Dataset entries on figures
== == ==

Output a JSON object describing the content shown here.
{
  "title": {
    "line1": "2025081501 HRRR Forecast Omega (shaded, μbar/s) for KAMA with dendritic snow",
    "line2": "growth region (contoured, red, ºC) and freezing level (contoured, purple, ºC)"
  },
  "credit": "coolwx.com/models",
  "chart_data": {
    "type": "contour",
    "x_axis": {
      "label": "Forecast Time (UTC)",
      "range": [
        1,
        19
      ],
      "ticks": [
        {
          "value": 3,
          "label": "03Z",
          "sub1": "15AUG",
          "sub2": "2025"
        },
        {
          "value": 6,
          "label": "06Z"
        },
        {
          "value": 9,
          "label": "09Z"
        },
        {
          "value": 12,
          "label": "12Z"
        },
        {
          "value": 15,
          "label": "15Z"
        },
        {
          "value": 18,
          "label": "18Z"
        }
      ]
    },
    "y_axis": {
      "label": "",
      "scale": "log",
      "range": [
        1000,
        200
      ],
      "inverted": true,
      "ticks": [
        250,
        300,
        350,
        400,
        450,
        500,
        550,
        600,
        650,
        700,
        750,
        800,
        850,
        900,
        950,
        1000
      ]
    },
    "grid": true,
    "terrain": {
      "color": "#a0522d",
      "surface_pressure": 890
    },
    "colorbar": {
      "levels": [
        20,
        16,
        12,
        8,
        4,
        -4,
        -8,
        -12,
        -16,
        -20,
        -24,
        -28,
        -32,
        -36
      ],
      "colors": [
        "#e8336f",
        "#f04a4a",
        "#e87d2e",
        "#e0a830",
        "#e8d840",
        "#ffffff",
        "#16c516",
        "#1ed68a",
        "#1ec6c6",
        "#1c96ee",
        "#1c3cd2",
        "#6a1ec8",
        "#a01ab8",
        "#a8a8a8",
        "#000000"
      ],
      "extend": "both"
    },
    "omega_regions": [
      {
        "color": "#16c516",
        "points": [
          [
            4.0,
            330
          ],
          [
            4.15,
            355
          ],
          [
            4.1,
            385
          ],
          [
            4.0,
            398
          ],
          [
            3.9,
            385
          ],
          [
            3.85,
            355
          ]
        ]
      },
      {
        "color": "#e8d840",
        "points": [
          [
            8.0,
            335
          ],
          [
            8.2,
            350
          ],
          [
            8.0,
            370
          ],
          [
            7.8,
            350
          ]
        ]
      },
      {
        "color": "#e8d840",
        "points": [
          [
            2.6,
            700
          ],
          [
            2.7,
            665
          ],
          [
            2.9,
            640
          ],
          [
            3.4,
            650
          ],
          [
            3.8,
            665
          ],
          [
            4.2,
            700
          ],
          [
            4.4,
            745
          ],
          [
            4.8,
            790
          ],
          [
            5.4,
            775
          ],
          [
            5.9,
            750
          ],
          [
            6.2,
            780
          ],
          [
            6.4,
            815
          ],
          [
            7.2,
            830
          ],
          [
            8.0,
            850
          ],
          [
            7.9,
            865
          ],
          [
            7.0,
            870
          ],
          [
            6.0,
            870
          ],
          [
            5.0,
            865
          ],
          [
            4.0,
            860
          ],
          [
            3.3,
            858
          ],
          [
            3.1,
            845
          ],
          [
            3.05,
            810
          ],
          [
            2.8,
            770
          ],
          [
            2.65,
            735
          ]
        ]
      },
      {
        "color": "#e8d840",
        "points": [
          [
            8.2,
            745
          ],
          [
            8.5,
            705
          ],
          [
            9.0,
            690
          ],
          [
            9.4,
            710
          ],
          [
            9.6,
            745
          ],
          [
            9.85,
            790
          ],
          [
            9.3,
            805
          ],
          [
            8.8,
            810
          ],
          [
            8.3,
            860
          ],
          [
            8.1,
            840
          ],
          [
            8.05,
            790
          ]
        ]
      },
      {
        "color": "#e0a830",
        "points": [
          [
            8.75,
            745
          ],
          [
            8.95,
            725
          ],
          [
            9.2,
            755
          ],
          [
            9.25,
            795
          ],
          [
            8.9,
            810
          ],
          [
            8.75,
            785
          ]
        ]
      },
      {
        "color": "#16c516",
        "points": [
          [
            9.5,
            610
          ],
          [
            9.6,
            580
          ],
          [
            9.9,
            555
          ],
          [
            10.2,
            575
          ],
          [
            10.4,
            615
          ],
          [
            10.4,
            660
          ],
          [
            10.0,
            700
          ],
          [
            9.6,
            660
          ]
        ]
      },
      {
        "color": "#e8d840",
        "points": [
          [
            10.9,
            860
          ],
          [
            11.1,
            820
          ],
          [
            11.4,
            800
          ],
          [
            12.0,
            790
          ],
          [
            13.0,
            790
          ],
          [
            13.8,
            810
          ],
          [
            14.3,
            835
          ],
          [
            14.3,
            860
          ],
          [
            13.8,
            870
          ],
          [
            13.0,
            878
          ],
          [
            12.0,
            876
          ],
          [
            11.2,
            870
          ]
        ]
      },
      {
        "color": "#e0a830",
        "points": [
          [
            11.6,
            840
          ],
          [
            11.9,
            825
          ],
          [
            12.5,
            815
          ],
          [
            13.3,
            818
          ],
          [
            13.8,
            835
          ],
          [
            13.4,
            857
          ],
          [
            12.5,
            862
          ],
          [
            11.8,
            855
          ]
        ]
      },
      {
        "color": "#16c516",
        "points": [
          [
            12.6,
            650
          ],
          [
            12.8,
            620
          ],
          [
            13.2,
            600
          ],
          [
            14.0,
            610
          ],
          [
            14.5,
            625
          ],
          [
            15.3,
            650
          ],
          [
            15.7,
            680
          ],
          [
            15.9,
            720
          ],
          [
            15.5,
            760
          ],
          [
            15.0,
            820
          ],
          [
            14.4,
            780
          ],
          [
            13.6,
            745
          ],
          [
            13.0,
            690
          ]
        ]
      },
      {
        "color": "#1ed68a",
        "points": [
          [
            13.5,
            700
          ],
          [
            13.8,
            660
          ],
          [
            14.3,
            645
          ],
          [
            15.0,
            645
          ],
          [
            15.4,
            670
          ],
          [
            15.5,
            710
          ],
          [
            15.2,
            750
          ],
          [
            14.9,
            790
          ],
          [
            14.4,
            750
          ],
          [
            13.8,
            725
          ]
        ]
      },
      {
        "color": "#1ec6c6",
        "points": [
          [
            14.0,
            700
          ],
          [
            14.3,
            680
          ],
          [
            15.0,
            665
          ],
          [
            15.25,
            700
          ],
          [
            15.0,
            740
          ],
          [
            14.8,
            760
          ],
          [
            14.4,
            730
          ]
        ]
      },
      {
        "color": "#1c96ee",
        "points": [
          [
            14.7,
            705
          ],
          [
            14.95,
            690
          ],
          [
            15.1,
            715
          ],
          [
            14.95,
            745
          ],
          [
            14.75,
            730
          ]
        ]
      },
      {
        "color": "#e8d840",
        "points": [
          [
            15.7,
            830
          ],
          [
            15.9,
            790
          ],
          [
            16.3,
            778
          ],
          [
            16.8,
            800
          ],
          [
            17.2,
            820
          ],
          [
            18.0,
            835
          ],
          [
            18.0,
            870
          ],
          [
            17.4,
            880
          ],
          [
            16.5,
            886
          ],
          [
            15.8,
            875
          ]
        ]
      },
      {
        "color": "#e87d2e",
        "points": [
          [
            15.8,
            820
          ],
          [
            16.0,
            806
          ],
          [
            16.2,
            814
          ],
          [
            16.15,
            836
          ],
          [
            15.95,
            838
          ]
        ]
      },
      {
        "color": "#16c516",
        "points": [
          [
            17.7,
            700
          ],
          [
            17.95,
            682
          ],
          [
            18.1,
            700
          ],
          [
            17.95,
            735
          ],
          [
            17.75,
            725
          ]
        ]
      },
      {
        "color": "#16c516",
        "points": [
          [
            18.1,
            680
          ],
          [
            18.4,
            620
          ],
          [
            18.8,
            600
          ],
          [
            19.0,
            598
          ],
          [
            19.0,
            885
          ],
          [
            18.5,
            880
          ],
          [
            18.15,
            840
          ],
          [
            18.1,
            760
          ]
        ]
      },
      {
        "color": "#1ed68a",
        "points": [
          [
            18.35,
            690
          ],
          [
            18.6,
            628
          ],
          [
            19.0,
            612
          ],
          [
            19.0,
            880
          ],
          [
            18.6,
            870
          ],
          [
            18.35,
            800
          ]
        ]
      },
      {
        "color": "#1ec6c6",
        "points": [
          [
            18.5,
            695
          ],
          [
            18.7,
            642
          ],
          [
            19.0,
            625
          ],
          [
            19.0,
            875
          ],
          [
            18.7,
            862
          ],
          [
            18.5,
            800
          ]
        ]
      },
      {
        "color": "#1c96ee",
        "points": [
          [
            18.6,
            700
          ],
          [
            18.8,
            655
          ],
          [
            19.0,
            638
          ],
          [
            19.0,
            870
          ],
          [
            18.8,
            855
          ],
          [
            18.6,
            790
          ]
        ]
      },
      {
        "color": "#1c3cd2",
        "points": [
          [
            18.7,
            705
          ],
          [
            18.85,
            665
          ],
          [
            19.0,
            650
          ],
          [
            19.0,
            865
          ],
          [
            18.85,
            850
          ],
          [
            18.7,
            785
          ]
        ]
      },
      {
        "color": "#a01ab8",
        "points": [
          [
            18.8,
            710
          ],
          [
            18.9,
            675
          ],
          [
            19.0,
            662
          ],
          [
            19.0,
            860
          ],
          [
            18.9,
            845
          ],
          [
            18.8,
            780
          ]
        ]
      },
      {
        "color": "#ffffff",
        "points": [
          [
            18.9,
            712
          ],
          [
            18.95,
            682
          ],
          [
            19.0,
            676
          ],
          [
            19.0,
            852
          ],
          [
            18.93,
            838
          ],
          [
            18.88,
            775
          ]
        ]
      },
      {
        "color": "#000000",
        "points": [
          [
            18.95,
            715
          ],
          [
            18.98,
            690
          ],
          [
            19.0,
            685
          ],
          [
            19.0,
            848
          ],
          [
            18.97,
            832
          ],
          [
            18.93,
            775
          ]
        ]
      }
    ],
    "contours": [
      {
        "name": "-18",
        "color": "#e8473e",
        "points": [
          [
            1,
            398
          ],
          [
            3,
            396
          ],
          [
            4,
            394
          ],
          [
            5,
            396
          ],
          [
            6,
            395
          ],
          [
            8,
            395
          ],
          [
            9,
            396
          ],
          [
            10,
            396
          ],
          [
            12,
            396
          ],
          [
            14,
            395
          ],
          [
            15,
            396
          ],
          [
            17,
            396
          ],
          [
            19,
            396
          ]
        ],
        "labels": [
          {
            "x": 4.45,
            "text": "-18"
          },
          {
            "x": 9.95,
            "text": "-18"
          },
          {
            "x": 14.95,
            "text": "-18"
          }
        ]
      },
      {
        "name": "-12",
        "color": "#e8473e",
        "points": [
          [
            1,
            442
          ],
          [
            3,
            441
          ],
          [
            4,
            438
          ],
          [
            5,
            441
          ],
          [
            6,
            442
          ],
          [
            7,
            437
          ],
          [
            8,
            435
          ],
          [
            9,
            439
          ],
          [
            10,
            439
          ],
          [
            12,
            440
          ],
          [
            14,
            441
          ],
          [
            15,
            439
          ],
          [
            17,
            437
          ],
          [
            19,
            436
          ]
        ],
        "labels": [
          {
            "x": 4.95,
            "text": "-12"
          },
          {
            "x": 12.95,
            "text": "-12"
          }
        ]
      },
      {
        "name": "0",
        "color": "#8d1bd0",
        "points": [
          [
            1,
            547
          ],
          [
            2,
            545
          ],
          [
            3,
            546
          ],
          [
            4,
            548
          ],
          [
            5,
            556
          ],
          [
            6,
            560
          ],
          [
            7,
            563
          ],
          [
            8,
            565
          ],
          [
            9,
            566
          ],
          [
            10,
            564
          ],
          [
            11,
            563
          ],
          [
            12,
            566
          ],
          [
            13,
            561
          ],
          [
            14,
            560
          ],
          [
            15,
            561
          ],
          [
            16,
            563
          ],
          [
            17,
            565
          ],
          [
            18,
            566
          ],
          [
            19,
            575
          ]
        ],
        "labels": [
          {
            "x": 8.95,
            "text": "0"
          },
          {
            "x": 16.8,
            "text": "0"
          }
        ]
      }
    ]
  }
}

== == ==

YOUR INSTRUCTIONS
Give the number of lines where the string "value" occurs, without any further text.

EXERCISE OUTPUT
6